-- Start Records shown --

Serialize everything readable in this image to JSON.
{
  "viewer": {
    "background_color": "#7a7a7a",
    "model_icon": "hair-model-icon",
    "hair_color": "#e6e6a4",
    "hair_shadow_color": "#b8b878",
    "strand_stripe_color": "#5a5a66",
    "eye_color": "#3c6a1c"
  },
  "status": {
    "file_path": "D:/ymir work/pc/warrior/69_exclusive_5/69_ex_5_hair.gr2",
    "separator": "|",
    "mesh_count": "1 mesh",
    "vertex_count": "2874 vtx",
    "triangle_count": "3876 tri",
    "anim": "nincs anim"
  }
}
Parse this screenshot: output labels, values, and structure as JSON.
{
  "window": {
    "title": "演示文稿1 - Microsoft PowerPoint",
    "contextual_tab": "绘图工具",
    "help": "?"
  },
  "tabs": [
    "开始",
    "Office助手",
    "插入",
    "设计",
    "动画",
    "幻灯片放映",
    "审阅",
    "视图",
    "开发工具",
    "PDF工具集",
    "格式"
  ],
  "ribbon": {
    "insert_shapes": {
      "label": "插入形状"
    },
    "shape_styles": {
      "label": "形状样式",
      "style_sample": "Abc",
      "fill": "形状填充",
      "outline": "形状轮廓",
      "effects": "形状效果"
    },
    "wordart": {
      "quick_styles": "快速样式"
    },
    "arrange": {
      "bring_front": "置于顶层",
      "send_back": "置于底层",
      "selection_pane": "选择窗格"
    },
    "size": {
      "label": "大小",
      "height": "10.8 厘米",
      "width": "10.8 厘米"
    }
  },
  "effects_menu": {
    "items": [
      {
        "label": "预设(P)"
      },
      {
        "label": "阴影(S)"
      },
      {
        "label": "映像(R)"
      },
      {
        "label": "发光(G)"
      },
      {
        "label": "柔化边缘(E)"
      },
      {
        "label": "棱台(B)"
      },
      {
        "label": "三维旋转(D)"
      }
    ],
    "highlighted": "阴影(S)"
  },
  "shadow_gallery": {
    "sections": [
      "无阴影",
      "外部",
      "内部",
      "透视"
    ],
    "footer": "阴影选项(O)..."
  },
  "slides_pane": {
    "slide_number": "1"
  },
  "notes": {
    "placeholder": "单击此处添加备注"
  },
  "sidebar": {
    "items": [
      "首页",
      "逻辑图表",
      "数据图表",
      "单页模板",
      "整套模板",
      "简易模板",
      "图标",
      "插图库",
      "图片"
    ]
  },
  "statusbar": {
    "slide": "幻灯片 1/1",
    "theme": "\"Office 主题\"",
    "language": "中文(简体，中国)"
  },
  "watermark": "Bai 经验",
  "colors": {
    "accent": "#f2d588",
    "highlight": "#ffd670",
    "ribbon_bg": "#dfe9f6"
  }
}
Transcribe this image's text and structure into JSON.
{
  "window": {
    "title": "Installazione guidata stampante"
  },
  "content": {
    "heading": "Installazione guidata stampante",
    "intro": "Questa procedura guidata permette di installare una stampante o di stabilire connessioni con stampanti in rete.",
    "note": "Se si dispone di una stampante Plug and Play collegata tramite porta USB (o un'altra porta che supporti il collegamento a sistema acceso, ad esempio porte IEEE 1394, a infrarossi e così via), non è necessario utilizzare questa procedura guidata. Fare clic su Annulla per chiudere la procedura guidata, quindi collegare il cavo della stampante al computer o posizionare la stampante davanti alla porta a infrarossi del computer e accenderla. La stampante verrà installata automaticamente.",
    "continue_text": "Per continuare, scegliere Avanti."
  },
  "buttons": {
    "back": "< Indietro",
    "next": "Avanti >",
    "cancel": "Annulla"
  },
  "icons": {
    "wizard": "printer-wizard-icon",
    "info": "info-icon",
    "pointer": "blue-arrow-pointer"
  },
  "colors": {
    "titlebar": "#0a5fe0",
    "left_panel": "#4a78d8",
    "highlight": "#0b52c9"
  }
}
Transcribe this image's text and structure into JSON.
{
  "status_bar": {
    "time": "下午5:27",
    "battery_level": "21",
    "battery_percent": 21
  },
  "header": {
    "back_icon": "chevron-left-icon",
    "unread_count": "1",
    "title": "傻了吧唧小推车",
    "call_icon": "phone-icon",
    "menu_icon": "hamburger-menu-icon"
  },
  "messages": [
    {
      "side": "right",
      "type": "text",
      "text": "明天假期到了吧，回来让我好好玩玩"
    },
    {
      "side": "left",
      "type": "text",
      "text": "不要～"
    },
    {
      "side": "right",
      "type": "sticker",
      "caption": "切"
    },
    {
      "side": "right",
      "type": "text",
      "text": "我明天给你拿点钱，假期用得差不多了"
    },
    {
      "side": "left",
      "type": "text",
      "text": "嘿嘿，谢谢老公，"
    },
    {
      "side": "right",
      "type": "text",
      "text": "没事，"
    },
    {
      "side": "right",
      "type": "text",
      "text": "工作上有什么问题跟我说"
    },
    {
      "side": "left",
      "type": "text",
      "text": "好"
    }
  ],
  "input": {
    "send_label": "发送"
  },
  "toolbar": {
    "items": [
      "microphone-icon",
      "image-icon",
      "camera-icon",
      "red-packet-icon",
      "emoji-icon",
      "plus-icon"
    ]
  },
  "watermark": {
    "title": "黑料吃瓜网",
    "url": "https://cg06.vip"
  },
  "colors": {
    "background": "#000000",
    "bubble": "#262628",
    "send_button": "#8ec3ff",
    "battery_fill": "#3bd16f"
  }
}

-- End Records shown --

Directive: Nothing should be left out: repeat all of the data exactly.

Exercise response:
Serialize everything readable in this image to JSON.
{
  "viewer": {
    "background_color": "#7a7a7a",
    "model_icon": "hair-model-icon",
    "hair_color": "#e6e6a4",
    "hair_shadow_color": "#b8b878",
    "strand_stripe_color": "#5a5a66",
    "eye_color": "#3c6a1c"
  },
  "status": {
    "file_path": "D:/ymir work/pc/warrior/69_exclusive_5/69_ex_5_hair.gr2",
    "separator": "|",
    "mesh_count": "1 mesh",
    "vertex_count": "2874 vtx",
    "triangle_count": "3876 tri",
    "anim": "nincs anim"
  }
}
Parse this screenshot: output labels, values, and structure as JSON.
{
  "window": {
    "title": "演示文稿1 - Microsoft PowerPoint",
    "contextual_tab": "绘图工具",
    "help": "?"
  },
  "tabs": [
    "开始",
    "Office助手",
    "插入",
    "设计",
    "动画",
    "幻灯片放映",
    "审阅",
    "视图",
    "开发工具",
    "PDF工具集",
    "格式"
  ],
  "ribbon": {
    "insert_shapes": {
      "label": "插入形状"
    },
    "shape_styles": {
      "label": "形状样式",
      "style_sample": "Abc",
      "fill": "形状填充",
      "outline": "形状轮廓",
      "effects": "形状效果"
    },
    "wordart": {
      "quick_styles": "快速样式"
    },
    "arrange": {
      "bring_front": "置于顶层",
      "send_back": "置于底层",
      "selection_pane": "选择窗格"
    },
    "size": {
      "label": "大小",
      "height": "10.8 厘米",
      "width": "10.8 厘米"
    }
  },
  "effects_menu": {
    "items": [
      {
        "label": "预设(P)"
      },
      {
        "label": "阴影(S)"
      },
      {
        "label": "映像(R)"
      },
      {
        "label": "发光(G)"
      },
      {
        "label": "柔化边缘(E)"
      },
      {
        "label": "棱台(B)"
      },
      {
        "label": "三维旋转(D)"
      }
    ],
    "highlighted": "阴影(S)"
  },
  "shadow_gallery": {
    "sections": [
      "无阴影",
      "外部",
      "内部",
      "透视"
    ],
    "footer": "阴影选项(O)..."
  },
  "slides_pane": {
    "slide_number": "1"
  },
  "notes": {
    "placeholder": "单击此处添加备注"
  },
  "sidebar": {
    "items": [
      "首页",
      "逻辑图表",
      "数据图表",
      "单页模板",
      "整套模板",
      "简易模板",
      "图标",
      "插图库",
      "图片"
    ]
  },
  "statusbar": {
    "slide": "幻灯片 1/1",
    "theme": "\"Office 主题\"",
    "language": "中文(简体，中国)"
  },
  "watermark": "Bai 经验",
  "colors": {
    "accent": "#f2d588",
    "highlight": "#ffd670",
    "ribbon_bg": "#dfe9f6"
  }
}
Transcribe this image's text and structure into JSON.
{
  "window": {
    "title": "Installazione guidata stampante"
  },
  "content": {
    "heading": "Installazione guidata stampante",
    "intro": "Questa procedura guidata permette di installare una stampante o di stabilire connessioni con stampanti in rete.",
    "note": "Se si dispone di una stampante Plug and Play collegata tramite porta USB (o un'altra porta che supporti il collegamento a sistema acceso, ad esempio porte IEEE 1394, a infrarossi e così via), non è necessario utilizzare questa procedura guidata. Fare clic su Annulla per chiudere la procedura guidata, quindi collegare il cavo della stampante al computer o posizionare la stampante davanti alla porta a infrarossi del computer e accenderla. La stampante verrà installata automaticamente.",
    "continue_text": "Per continuare, scegliere Avanti."
  },
  "buttons": {
    "back": "< Indietro",
    "next": "Avanti >",
    "cancel": "Annulla"
  },
  "icons": {
    "wizard": "printer-wizard-icon",
    "info": "info-icon",
    "pointer": "blue-arrow-pointer"
  },
  "colors": {
    "titlebar": "#0a5fe0",
    "left_panel": "#4a78d8",
    "highlight": "#0b52c9"
  }
}
Transcribe this image's text and structure into JSON.
{
  "status_bar": {
    "time": "下午5:27",
    "battery_level": "21",
    "battery_percent": 21
  },
  "header": {
    "back_icon": "chevron-left-icon",
    "unread_count": "1",
    "title": "傻了吧唧小推车",
    "call_icon": "phone-icon",
    "menu_icon": "hamburger-menu-icon"
  },
  "messages": [
    {
      "side": "right",
      "type": "text",
      "text": "明天假期到了吧，回来让我好好玩玩"
    },
    {
      "side": "left",
      "type": "text",
      "text": "不要～"
    },
    {
      "side": "right",
      "type": "sticker",
      "caption": "切"
    },
    {
      "side": "right",
      "type": "text",
      "text": "我明天给你拿点钱，假期用得差不多了"
    },
    {
      "side": "left",
      "type": "text",
      "text": "嘿嘿，谢谢老公，"
    },
    {
      "side": "right",
      "type": "text",
      "text": "没事，"
    },
    {
      "side": "right",
      "type": "text",
      "text": "工作上有什么问题跟我说"
    },
    {
      "side": "left",
      "type": "text",
      "text": "好"
    }
  ],
  "input": {
    "send_label": "发送"
  },
  "toolbar": {
    "items": [
      "microphone-icon",
      "image-icon",
      "camera-icon",
      "red-packet-icon",
      "emoji-icon",
      "plus-icon"
    ]
  },
  "watermark": {
    "title": "黑料吃瓜网",
    "url": "https://cg06.vip"
  },
  "colors": {
    "background": "#000000",
    "bubble": "#262628",
    "send_button": "#8ec3ff",
    "battery_fill": "#3bd16f"
  }
}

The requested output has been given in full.